> DESCRIPTION OF THE TASK: Format the data from its first line through the line containing "- message-text: I" as a JSON list of strings, one string per line, with blank lines omitted and both end lines included.

(Layout region data)
+ + +
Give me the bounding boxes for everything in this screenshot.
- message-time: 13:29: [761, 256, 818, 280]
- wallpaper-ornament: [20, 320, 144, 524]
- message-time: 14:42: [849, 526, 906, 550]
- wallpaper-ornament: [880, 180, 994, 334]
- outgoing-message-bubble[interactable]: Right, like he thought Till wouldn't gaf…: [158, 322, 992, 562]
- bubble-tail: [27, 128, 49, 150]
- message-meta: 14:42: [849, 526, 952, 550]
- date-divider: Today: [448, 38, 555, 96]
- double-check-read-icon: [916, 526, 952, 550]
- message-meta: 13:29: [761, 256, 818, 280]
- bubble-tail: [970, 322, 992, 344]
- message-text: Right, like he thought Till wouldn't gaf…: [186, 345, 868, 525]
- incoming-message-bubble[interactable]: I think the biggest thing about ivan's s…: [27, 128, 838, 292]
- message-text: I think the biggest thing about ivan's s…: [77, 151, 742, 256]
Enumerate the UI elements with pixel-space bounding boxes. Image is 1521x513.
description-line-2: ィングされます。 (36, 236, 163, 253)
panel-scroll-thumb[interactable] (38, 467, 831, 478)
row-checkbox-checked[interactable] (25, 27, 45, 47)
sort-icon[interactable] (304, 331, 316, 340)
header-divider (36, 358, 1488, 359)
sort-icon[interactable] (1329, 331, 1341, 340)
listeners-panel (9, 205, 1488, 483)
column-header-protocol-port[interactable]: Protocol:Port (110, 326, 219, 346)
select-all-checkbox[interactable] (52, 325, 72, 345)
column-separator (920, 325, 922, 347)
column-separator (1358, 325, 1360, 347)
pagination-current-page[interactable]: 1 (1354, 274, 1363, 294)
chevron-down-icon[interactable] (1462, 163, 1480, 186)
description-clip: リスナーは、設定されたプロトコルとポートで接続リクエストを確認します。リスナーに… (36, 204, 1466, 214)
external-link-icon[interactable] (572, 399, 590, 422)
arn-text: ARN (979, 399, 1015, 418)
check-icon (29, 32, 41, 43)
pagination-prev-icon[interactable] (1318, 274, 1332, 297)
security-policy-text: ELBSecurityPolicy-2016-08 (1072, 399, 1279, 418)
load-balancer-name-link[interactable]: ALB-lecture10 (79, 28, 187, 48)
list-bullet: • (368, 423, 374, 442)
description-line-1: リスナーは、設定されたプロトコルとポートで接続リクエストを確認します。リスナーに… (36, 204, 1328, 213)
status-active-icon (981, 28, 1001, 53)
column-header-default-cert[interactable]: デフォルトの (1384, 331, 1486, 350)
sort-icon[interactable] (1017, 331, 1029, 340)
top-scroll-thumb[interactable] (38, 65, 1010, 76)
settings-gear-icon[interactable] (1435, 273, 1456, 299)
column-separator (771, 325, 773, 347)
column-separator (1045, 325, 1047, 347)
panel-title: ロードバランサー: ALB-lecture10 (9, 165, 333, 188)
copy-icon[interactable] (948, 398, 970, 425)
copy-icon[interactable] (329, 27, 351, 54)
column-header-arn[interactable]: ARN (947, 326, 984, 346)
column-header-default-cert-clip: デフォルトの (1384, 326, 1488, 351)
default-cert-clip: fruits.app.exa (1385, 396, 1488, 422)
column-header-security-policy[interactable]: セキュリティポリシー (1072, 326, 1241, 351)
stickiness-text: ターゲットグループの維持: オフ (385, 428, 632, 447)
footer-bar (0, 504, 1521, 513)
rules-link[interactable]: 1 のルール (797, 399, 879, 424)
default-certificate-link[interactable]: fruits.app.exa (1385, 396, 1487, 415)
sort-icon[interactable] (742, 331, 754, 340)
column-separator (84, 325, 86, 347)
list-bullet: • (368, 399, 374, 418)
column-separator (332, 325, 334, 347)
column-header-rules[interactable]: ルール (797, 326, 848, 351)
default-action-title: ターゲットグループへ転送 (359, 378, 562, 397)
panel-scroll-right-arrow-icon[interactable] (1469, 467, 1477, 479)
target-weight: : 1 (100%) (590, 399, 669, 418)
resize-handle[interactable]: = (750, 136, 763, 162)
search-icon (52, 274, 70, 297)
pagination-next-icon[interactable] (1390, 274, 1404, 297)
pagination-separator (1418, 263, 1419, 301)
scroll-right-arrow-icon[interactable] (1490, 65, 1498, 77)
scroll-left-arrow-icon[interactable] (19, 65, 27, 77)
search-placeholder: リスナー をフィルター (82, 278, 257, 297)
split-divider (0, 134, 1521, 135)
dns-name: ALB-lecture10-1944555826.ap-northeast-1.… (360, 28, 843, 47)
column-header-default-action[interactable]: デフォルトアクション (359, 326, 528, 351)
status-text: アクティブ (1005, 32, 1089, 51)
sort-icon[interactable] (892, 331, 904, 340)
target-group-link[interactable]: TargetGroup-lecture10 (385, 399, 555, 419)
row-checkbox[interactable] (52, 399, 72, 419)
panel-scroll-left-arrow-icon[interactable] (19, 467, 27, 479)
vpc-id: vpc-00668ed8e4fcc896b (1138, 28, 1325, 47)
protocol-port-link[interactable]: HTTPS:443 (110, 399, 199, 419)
+ + +
> COMPLETED TASK:
[
  "Give me the bounding boxes for everything in this screenshot.",
  "- message-time: 13:29: [761, 256, 818, 280]",
  "- wallpaper-ornament: [20, 320, 144, 524]",
  "- message-time: 14:42: [849, 526, 906, 550]",
  "- wallpaper-ornament: [880, 180, 994, 334]",
  "- outgoing-message-bubble[interactable]: Right, like he thought Till wouldn't gaf…: [158, 322, 992, 562]",
  "- bubble-tail: [27, 128, 49, 150]",
  "- message-meta: 14:42: [849, 526, 952, 550]",
  "- date-divider: Today: [448, 38, 555, 96]",
  "- double-check-read-icon: [916, 526, 952, 550]",
  "- message-meta: 13:29: [761, 256, 818, 280]",
  "- bubble-tail: [970, 322, 992, 344]",
  "- message-text: Right, like he thought Till wouldn't gaf…: [186, 345, 868, 525]",
  "- incoming-message-bubble[interactable]: I think the biggest thing about ivan's s…: [27, 128, 838, 292]",
  "- message-text: I think the biggest thing about ivan's s…: [77, 151, 742, 256]"
]